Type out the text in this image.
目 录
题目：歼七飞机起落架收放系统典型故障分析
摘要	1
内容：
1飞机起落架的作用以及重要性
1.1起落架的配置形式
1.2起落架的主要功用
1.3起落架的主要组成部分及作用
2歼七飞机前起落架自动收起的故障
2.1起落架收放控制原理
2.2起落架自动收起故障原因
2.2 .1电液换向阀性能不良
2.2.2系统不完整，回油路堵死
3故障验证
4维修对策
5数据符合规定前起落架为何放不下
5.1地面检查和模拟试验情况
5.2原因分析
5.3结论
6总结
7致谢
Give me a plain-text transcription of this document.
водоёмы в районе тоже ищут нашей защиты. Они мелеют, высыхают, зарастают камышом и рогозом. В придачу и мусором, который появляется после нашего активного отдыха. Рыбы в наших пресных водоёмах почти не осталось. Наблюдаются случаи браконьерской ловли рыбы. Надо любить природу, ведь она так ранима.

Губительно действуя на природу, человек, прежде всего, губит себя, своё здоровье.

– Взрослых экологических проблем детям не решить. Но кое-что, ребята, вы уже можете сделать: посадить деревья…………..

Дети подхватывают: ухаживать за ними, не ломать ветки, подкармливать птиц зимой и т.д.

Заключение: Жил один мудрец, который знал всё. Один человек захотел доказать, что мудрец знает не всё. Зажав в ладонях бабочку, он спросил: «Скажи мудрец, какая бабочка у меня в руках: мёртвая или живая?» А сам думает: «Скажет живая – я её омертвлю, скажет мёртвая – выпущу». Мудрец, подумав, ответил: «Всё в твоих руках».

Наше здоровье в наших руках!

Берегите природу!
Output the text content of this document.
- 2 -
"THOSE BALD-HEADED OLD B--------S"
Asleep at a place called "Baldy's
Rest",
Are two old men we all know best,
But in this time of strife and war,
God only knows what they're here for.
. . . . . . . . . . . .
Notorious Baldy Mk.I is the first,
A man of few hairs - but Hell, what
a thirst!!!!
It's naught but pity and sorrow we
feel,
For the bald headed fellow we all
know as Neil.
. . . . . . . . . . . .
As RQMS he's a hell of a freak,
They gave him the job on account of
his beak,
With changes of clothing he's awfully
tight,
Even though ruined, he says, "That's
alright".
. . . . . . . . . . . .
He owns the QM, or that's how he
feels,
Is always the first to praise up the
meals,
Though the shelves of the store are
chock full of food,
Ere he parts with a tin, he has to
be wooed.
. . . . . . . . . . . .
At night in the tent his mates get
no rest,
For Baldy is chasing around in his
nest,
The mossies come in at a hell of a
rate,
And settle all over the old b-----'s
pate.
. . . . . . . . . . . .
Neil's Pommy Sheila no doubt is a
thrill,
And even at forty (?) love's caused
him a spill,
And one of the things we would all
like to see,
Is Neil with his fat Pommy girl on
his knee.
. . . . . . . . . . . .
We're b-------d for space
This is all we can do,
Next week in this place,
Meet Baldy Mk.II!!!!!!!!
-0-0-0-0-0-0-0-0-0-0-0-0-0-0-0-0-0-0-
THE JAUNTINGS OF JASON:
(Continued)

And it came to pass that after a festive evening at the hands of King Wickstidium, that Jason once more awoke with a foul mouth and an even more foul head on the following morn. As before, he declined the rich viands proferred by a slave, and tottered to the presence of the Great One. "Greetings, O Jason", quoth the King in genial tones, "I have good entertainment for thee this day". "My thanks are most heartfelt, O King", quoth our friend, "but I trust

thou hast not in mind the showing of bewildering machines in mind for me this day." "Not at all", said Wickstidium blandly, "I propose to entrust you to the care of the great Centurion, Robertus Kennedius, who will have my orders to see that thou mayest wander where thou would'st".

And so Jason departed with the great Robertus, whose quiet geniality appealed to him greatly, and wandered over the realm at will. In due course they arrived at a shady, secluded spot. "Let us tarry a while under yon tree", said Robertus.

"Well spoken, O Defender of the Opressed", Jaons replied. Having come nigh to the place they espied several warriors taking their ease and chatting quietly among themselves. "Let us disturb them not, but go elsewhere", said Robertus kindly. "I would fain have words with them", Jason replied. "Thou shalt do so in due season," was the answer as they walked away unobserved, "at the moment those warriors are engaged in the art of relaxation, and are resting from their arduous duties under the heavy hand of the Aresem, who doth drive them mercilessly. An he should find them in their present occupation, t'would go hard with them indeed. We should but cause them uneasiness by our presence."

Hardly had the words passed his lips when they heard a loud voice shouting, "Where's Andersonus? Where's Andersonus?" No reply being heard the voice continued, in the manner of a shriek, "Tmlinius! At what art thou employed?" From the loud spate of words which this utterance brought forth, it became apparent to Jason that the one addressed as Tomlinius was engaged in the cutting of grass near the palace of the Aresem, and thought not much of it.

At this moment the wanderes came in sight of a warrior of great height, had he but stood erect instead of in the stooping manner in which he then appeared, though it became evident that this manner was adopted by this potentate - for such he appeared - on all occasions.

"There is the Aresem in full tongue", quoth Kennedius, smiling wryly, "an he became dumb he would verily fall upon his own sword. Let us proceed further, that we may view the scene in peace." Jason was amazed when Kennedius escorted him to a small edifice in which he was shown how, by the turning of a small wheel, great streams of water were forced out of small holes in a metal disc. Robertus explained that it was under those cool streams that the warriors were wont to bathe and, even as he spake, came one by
-------
- The problem -
Reproduce every record above exactly as it appears.

- Right answer -
Type out the text in this image.
目 录
题目：歼七飞机起落架收放系统典型故障分析
摘要	1
内容：
1飞机起落架的作用以及重要性
1.1起落架的配置形式
1.2起落架的主要功用
1.3起落架的主要组成部分及作用
2歼七飞机前起落架自动收起的故障
2.1起落架收放控制原理
2.2起落架自动收起故障原因
2.2 .1电液换向阀性能不良
2.2.2系统不完整，回油路堵死
3故障验证
4维修对策
5数据符合规定前起落架为何放不下
5.1地面检查和模拟试验情况
5.2原因分析
5.3结论
6总结
7致谢
Give me a plain-text transcription of this document.
водоёмы в районе тоже ищут нашей защиты. Они мелеют, высыхают, зарастают камышом и рогозом. В придачу и мусором, который появляется после нашего активного отдыха. Рыбы в наших пресных водоёмах почти не осталось. Наблюдаются случаи браконьерской ловли рыбы. Надо любить природу, ведь она так ранима.

Губительно действуя на природу, человек, прежде всего, губит себя, своё здоровье.

– Взрослых экологических проблем детям не решить. Но кое-что, ребята, вы уже можете сделать: посадить деревья…………..

Дети подхватывают: ухаживать за ними, не ломать ветки, подкармливать птиц зимой и т.д.

Заключение: Жил один мудрец, который знал всё. Один человек захотел доказать, что мудрец знает не всё. Зажав в ладонях бабочку, он спросил: «Скажи мудрец, какая бабочка у меня в руках: мёртвая или живая?» А сам думает: «Скажет живая – я её омертвлю, скажет мёртвая – выпущу». Мудрец, подумав, ответил: «Всё в твоих руках».

Наше здоровье в наших руках!

Берегите природу!
Output the text content of this document.
- 2 -
"THOSE BALD-HEADED OLD B--------S"
Asleep at a place called "Baldy's
Rest",
Are two old men we all know best,
But in this time of strife and war,
God only knows what they're here for.
. . . . . . . . . . . .
Notorious Baldy Mk.I is the first,
A man of few hairs - but Hell, what
a thirst!!!!
It's naught but pity and sorrow we
feel,
For the bald headed fellow we all
know as Neil.
. . . . . . . . . . . .
As RQMS he's a hell of a freak,
They gave him the job on account of
his beak,
With changes of clothing he's awfully
tight,
Even though ruined, he says, "That's
alright".
. . . . . . . . . . . .
He owns the QM, or that's how he
feels,
Is always the first to praise up the
meals,
Though the shelves of the store are
chock full of food,
Ere he parts with a tin, he has to
be wooed.
. . . . . . . . . . . .
At night in the tent his mates get
no rest,
For Baldy is chasing around in his
nest,
The mossies come in at a hell of a
rate,
And settle all over the old b-----'s
pate.
. . . . . . . . . . . .
Neil's Pommy Sheila no doubt is a
thrill,
And even at forty (?) love's caused
him a spill,
And one of the things we would all
like to see,
Is Neil with his fat Pommy girl on
his knee.
. . . . . . . . . . . .
We're b-------d for space
This is all we can do,
Next week in this place,
Meet Baldy Mk.II!!!!!!!!
-0-0-0-0-0-0-0-0-0-0-0-0-0-0-0-0-0-0-
THE JAUNTINGS OF JASON:
(Continued)

And it came to pass that after a festive evening at the hands of King Wickstidium, that Jason once more awoke with a foul mouth and an even more foul head on the following morn. As before, he declined the rich viands proferred by a slave, and tottered to the presence of the Great One. "Greetings, O Jason", quoth the King in genial tones, "I have good entertainment for thee this day". "My thanks are most heartfelt, O King", quoth our friend, "but I trust

thou hast not in mind the showing of bewildering machines in mind for me this day." "Not at all", said Wickstidium blandly, "I propose to entrust you to the care of the great Centurion, Robertus Kennedius, who will have my orders to see that thou mayest wander where thou would'st".

And so Jason departed with the great Robertus, whose quiet geniality appealed to him greatly, and wandered over the realm at will. In due course they arrived at a shady, secluded spot. "Let us tarry a while under yon tree", said Robertus.

"Well spoken, O Defender of the Opressed", Jaons replied. Having come nigh to the place they espied several warriors taking their ease and chatting quietly among themselves. "Let us disturb them not, but go elsewhere", said Robertus kindly. "I would fain have words with them", Jason replied. "Thou shalt do so in due season," was the answer as they walked away unobserved, "at the moment those warriors are engaged in the art of relaxation, and are resting from their arduous duties under the heavy hand of the Aresem, who doth drive them mercilessly. An he should find them in their present occupation, t'would go hard with them indeed. We should but cause them uneasiness by our presence."

Hardly had the words passed his lips when they heard a loud voice shouting, "Where's Andersonus? Where's Andersonus?" No reply being heard the voice continued, in the manner of a shriek, "Tmlinius! At what art thou employed?" From the loud spate of words which this utterance brought forth, it became apparent to Jason that the one addressed as Tomlinius was engaged in the cutting of grass near the palace of the Aresem, and thought not much of it.

At this moment the wanderes came in sight of a warrior of great height, had he but stood erect instead of in the stooping manner in which he then appeared, though it became evident that this manner was adopted by this potentate - for such he appeared - on all occasions.

"There is the Aresem in full tongue", quoth Kennedius, smiling wryly, "an he became dumb he would verily fall upon his own sword. Let us proceed further, that we may view the scene in peace." Jason was amazed when Kennedius escorted him to a small edifice in which he was shown how, by the turning of a small wheel, great streams of water were forced out of small holes in a metal disc. Robertus explained that it was under those cool streams that the warriors were wont to bathe and, even as he spake, came one by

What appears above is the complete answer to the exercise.